### [Text shown]
Rebel Cheer Squad is a British teen thriller series that premiered on BBC iPlayer on 14 February 2022. The series acts as a spin-off series to Get Even (2020), both of which were adapted by Holly Phillips from the book series Don't Get Mad by Gretchen McNeil. Rebel Cheer Squad, like its predecessor, focuses on a group of schoolgirls who form a group to expose bullies at their school.

Cast

Main
 Renee Bailey as Leila Harris
 Amelia Brooks as Grace Ellington
 Lashay Anderson as Clara Harris
 Ashling O'Shea as Rumi Joshi
 Elliott Wooster as Sam

Recurring
 Asha Banks as Brooke
 Kat Ronney as Viola
 Don Gilet as Coach Harris
 Aaron Garland as Reece
 Olivia-Mai Barrett as Meg "Mouse" Beeman
 Ramanique Ahluwalia as Jess
 Ryan Quarmby as Miles
 Kirsty Hoiles as Ms Carson
 Niyi Akin as Evan

Guest
 Jessie Mae Alonzo as May
 Jake Dunn as Christopher

Development
Following the premiere of Get Even on BBC iPlayer in 2020, production on a follow-up series relating to Get Even began a year later. The BBC confirmed that the series, titled Rebel Cheer Squad, would be set in the same school with the students from Get Even having graduated and the DGM being inspirations to the new students at Bannerman School. The BBC hinted that the programme would follow friends and cheerleaders Grace, Clara and Rumi becoming the new DGM to pursue justice for their school, while also "experiencing the twists and turns of teenage life". Bustle noted that some viewers of Get Even were hoping for a continuation of the series, Rebel Cheer Squad would still feature the spirit of its prior series, just via a new generation of students. Like Get Even, the series was filmed at Bolton School, one of the largest private schools in England.

### [Given task 1]
Convert the listing lines starting with the line containing "- staticText: Terms" and going on through the line containing "- button[interactable]: Sign in: [189, 570, 236, 590]" into a Markdown table with the columns No. and Line, omitting any blank lines.
The listing that follows bears no relation to the article on Rebel Cheer Squad.

### [Records supplied]
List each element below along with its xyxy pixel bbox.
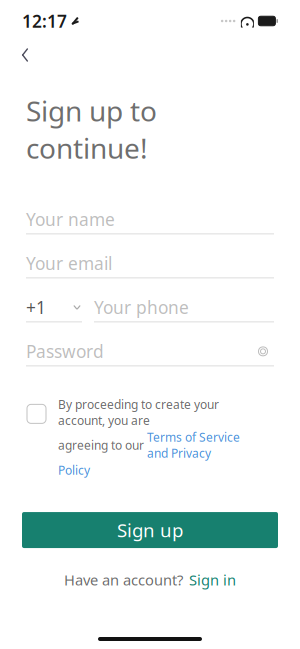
- staticText: Terms of Service and Privacy: [147, 429, 240, 461]
- button[interactable]: Back: [8, 40, 42, 70]
- staticText: agreeing to our: [58, 437, 147, 453]
- button[interactable]: Sign in: [189, 570, 236, 590]
- button[interactable]: Policy: [58, 462, 90, 478]
- button[interactable]: Agree to terms: [27, 404, 46, 423]
- button[interactable]: Show password: [252, 341, 274, 361]
- staticText: Have an account?: [64, 570, 183, 590]
- staticText: Your email: [26, 252, 112, 275]
- staticText: Policy: [58, 462, 90, 478]
- staticText: Sign up: [117, 518, 183, 542]
- staticText: Password: [26, 340, 104, 363]
- staticText: 12:17: [22, 10, 67, 32]
- staticText: Sign in: [189, 570, 236, 590]
- button[interactable]: +1: [26, 293, 82, 322]
- button[interactable]: Sign up: [22, 512, 278, 548]
- staticText: Sign up to continue!: [26, 92, 157, 166]
- staticText: +1: [26, 296, 46, 319]
- button[interactable]: Terms of Service and Privacy: [147, 429, 240, 461]
- staticText: Your name: [26, 208, 115, 231]
- staticText: Your phone: [94, 296, 189, 319]
- staticText: By proceeding to create your account, yo…: [58, 396, 219, 428]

### [Given task 2]
Reproduce the passage of the article on Rebel Cheer Squad starting with "Development" and going on through "schools in England.", word for word.

### [Response 1]
| No. | Line |
|---|---|
| 1 | - staticText: Terms of Service and Privacy: [147, 429, 240, 461] |
| 2 | - button[interactable]: Back: [8, 40, 42, 70] |
| 3 | - staticText: agreeing to our: [58, 437, 147, 453] |
| 4 | - button[interactable]: Sign in: [189, 570, 236, 590] |

### [Response 2]
Development
Following the premiere of Get Even on BBC iPlayer in 2020, production on a follow-up series relating to Get Even began a year later. The BBC confirmed that the series, titled Rebel Cheer Squad, would be set in the same school with the students from Get Even having graduated and the DGM being inspirations to the new students at Bannerman School. The BBC hinted that the programme would follow friends and cheerleaders Grace, Clara and Rumi becoming the new DGM to pursue justice for their school, while also "experiencing the twists and turns of teenage life". Bustle noted that some viewers of Get Even were hoping for a continuation of the series, Rebel Cheer Squad would still feature the spirit of its prior series, just via a new generation of students. Like Get Even, the series was filmed at Bolton School, one of the largest private schools in England.